◆ TASK DESCRIPTION
Scan the data below for the string "Wilder". Copy every line where it appears.

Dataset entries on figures

####################

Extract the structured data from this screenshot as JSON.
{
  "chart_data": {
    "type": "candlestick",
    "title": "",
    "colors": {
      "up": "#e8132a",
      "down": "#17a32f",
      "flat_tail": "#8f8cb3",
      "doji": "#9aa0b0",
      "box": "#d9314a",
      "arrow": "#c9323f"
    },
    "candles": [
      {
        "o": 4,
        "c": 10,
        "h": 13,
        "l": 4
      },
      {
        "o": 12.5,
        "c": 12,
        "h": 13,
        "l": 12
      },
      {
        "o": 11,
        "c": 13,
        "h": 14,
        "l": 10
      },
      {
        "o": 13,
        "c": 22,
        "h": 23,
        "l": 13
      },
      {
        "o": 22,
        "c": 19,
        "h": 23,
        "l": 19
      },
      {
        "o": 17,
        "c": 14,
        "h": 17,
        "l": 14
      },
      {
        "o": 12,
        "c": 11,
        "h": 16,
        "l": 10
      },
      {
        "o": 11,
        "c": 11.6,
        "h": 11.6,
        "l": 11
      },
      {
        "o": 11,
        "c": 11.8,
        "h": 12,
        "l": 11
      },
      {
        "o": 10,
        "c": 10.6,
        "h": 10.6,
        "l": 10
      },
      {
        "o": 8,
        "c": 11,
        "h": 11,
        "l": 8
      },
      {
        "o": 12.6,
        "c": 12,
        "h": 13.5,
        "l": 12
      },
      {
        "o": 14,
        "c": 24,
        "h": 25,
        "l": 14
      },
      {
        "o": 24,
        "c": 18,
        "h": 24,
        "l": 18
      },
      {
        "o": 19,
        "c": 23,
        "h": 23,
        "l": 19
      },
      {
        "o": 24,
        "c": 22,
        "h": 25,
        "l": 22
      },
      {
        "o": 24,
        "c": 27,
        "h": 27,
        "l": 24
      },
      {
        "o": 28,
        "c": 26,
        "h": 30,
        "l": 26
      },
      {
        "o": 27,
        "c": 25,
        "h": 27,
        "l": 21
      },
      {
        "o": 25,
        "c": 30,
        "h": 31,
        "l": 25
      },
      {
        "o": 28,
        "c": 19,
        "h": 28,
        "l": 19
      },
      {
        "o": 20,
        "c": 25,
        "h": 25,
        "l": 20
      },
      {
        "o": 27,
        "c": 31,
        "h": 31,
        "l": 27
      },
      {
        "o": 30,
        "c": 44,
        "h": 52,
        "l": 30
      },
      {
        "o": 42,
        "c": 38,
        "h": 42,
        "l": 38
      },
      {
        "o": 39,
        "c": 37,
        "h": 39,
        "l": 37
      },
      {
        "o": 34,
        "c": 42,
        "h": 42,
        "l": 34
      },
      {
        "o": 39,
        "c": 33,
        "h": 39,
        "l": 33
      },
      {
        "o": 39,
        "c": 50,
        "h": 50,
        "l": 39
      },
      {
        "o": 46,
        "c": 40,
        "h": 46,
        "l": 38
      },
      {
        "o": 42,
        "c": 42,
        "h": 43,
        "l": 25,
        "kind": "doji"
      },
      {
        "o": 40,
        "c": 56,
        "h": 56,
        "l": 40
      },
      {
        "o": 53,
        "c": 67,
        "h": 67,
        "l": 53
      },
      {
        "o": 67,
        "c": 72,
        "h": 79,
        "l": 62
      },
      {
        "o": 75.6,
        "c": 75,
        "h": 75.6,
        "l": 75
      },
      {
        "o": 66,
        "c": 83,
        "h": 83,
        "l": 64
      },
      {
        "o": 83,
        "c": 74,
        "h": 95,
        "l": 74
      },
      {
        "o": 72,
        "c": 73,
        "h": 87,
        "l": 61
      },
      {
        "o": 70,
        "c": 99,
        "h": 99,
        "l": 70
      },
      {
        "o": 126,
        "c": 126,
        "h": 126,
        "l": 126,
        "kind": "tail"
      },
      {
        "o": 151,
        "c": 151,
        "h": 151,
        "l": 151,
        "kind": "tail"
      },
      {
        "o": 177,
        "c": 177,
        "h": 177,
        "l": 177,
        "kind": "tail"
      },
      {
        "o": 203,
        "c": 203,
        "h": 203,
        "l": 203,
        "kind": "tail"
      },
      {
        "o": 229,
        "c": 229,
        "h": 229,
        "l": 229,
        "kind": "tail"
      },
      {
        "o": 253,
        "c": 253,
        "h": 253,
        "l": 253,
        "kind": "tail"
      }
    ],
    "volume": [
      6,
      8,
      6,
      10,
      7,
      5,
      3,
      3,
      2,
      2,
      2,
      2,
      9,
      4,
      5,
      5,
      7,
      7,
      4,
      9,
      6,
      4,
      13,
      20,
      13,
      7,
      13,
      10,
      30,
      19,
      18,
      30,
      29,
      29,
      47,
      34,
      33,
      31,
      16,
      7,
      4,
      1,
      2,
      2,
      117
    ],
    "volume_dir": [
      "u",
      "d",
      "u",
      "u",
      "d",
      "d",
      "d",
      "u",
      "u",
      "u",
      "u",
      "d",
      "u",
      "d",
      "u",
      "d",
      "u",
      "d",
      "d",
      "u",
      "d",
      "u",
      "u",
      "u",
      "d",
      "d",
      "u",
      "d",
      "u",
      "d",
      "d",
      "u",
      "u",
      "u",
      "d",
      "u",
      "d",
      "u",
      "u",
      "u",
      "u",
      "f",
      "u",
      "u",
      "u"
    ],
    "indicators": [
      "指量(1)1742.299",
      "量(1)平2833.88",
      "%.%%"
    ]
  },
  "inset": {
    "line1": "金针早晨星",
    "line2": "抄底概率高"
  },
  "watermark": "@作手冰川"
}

####################

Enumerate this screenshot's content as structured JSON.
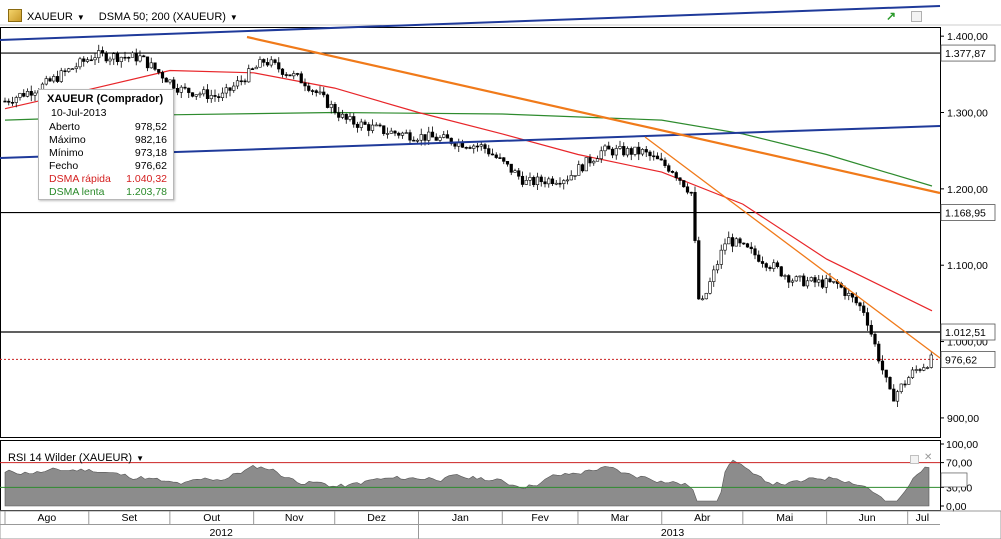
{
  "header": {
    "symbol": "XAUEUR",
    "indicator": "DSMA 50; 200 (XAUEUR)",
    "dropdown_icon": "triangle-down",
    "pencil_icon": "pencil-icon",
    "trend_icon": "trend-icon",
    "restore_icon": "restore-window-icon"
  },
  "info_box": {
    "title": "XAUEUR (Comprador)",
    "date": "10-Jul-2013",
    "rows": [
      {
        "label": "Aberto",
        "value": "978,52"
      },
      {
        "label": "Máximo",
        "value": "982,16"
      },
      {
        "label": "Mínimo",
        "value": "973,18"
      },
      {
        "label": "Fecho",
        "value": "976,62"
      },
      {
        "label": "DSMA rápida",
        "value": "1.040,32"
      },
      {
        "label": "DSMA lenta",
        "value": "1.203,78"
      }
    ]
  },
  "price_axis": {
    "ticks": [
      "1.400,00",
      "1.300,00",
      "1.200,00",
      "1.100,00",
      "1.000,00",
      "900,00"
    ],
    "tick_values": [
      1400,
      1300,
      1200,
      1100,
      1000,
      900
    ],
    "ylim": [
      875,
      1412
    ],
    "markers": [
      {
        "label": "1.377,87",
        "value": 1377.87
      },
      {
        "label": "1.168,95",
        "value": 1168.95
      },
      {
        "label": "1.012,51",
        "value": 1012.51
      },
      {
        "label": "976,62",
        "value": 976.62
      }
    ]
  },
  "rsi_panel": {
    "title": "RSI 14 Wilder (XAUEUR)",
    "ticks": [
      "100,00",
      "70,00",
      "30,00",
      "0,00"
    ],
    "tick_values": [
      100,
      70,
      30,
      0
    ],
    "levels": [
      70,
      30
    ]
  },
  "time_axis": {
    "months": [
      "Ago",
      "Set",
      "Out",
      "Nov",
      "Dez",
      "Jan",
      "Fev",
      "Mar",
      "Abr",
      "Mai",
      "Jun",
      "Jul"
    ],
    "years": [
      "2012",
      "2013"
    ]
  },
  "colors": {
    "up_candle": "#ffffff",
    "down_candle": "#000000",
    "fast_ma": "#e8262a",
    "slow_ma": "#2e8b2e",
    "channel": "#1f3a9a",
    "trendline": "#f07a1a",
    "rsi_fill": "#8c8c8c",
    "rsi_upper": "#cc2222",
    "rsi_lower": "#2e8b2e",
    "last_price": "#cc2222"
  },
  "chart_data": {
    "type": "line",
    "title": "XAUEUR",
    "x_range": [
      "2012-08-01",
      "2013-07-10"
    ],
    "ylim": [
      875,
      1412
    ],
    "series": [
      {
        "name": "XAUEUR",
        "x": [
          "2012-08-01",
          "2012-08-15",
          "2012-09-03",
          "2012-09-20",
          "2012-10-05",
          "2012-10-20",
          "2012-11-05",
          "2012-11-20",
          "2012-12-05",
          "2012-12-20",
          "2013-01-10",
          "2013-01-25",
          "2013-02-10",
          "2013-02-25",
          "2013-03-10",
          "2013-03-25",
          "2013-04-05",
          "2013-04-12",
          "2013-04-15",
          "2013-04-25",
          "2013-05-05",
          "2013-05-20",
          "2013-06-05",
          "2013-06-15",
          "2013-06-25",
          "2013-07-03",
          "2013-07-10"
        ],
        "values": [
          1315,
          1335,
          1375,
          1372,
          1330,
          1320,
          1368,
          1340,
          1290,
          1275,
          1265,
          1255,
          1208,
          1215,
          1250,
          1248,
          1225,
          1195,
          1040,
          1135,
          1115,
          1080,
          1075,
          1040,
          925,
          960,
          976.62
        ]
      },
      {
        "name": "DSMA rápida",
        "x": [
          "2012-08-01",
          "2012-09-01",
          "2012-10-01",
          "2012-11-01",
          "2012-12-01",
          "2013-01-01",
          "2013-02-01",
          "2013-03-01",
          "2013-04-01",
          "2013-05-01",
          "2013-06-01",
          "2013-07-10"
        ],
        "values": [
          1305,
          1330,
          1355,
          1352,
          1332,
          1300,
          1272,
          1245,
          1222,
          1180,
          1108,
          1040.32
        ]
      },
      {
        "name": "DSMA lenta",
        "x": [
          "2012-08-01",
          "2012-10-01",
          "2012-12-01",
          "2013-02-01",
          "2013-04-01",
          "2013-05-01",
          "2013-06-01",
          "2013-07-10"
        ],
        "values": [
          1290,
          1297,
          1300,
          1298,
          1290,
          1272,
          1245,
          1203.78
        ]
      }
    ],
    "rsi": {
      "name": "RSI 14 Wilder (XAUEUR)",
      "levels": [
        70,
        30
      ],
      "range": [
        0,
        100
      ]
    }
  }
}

####################

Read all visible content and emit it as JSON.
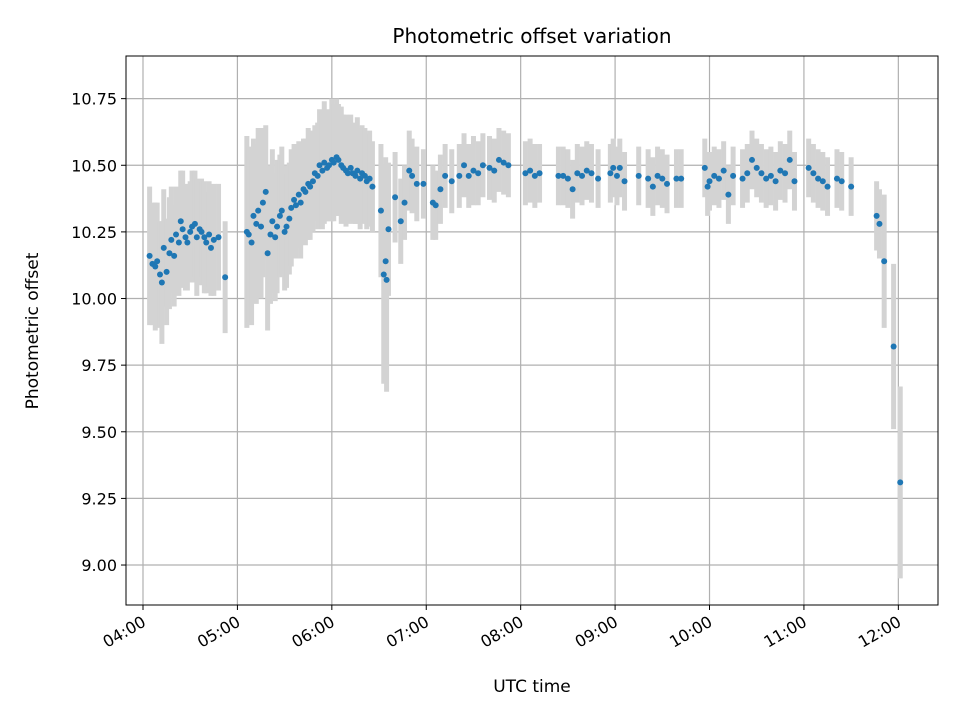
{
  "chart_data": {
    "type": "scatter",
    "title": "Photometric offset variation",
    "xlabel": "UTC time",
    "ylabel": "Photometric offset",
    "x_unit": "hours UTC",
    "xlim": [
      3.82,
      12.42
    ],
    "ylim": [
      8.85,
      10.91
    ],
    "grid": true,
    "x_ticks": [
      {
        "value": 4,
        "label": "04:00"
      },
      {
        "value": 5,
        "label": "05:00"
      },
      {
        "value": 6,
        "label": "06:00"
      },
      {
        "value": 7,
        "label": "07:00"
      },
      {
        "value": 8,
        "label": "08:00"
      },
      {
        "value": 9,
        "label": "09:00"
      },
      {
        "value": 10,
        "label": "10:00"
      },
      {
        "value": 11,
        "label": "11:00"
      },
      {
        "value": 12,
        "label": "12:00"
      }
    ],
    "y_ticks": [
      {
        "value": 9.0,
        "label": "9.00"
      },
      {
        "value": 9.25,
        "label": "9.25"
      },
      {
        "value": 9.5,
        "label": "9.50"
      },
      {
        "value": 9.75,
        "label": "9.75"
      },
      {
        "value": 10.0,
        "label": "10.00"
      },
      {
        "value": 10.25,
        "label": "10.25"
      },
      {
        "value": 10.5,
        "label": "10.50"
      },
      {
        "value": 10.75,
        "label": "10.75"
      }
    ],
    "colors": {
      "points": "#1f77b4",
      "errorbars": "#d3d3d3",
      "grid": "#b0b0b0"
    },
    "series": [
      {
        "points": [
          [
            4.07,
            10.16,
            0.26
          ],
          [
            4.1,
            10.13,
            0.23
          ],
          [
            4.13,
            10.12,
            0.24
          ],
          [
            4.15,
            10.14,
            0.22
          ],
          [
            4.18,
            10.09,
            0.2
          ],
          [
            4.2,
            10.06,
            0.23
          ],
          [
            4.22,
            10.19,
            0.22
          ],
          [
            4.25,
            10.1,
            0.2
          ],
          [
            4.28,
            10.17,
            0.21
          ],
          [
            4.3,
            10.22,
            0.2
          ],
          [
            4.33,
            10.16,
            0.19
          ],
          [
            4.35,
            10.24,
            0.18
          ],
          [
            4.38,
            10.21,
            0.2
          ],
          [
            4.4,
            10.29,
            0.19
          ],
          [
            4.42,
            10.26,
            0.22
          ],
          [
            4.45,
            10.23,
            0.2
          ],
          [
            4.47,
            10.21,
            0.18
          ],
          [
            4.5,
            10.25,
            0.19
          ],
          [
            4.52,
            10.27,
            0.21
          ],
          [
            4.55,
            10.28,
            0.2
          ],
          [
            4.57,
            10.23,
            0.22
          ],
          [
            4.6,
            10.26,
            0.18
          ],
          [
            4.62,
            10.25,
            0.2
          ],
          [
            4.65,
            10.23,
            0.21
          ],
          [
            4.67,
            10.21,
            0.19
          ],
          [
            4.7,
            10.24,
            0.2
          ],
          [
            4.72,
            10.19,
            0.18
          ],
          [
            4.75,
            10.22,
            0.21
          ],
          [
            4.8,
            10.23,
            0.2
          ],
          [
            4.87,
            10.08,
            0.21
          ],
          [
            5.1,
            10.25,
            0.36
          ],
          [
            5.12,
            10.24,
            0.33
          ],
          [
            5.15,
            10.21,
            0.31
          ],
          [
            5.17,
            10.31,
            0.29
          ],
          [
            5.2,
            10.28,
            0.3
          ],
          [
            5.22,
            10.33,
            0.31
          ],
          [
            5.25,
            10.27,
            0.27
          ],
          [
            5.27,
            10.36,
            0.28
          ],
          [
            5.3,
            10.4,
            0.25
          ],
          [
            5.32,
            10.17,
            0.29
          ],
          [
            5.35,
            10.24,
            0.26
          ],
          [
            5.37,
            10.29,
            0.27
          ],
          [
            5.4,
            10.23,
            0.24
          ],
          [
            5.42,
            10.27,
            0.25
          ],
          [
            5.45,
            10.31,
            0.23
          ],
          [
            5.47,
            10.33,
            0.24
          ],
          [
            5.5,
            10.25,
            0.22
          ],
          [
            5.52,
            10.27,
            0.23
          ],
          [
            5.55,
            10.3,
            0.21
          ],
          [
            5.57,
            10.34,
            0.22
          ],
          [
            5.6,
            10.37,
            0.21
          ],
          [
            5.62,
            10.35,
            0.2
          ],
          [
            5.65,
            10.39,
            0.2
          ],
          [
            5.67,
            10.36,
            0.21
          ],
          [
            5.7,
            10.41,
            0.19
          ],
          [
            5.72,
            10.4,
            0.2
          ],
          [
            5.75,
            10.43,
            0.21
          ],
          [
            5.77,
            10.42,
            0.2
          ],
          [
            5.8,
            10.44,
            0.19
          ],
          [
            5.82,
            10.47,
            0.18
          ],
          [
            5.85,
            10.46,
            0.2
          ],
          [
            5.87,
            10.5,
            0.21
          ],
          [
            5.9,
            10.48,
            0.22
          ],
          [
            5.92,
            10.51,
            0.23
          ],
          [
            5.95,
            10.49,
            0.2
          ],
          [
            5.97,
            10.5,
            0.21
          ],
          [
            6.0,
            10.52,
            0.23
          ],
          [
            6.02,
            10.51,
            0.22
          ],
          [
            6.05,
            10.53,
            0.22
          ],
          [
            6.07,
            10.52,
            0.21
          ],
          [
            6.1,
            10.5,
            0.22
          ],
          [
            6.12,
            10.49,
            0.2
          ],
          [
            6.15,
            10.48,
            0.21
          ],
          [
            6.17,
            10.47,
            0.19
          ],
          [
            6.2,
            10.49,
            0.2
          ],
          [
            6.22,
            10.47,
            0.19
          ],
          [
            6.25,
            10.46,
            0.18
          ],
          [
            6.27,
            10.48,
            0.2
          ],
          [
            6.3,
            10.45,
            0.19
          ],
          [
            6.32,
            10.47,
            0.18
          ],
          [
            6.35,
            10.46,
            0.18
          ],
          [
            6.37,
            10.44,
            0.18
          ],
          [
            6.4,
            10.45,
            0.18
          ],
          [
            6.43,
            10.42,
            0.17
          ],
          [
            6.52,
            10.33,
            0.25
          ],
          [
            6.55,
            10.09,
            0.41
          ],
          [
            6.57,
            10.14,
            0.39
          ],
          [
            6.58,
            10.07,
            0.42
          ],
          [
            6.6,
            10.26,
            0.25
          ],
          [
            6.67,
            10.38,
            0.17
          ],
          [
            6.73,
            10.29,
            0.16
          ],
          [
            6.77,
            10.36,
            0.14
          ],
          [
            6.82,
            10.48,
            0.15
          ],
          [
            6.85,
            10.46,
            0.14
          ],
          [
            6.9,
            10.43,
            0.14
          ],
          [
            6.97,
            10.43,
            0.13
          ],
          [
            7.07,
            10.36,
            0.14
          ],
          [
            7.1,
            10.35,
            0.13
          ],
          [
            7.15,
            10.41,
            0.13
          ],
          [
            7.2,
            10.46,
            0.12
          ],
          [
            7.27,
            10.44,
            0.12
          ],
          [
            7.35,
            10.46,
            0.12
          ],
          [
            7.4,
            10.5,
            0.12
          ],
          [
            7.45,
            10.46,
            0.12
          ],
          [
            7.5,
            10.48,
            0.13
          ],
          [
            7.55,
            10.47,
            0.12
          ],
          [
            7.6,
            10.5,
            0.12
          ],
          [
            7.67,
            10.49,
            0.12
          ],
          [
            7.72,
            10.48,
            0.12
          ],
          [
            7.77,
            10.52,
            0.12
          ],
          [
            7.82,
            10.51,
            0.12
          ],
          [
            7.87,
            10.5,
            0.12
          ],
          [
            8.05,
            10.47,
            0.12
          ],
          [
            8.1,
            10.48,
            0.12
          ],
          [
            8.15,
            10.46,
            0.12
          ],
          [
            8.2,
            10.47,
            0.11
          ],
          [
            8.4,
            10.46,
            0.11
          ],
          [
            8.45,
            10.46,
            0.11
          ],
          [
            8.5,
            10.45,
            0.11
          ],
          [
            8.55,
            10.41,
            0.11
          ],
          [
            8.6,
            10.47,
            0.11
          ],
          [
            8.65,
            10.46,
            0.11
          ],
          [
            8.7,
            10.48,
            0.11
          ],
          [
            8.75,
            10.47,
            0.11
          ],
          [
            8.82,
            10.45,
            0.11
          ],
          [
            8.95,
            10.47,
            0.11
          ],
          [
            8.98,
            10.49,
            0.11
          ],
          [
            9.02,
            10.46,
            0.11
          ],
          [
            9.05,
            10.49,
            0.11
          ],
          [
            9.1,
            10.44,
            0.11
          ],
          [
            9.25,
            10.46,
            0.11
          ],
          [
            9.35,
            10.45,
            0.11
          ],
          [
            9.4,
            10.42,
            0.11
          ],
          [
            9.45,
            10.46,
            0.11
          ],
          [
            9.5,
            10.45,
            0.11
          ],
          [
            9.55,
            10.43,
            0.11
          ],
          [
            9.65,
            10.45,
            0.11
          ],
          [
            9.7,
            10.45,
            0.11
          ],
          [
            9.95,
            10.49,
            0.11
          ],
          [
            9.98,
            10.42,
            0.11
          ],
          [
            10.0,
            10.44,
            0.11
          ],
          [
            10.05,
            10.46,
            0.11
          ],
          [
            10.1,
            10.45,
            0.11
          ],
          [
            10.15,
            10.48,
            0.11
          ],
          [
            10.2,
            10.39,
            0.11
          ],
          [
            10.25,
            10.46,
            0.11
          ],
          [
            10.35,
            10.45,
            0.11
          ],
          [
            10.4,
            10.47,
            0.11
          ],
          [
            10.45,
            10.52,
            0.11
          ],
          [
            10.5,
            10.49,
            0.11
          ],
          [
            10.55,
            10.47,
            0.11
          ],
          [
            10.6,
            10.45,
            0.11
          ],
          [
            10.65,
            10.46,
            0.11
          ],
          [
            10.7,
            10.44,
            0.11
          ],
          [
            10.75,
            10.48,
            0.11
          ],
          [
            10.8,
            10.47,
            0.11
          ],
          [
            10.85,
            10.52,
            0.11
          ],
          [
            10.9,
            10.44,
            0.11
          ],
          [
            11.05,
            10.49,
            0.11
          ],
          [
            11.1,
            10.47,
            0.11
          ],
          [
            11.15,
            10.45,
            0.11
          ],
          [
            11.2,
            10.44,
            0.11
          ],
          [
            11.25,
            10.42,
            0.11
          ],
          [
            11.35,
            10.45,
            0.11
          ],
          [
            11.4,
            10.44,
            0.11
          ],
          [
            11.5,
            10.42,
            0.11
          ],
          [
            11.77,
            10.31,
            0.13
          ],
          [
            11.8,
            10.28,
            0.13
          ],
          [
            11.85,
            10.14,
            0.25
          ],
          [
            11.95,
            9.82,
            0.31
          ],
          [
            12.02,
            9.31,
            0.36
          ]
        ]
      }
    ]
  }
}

####################

◆ REPLY
    "title": "RSI 14 Wilder (XAUEUR)",
      "name": "RSI 14 Wilder (XAUEUR)",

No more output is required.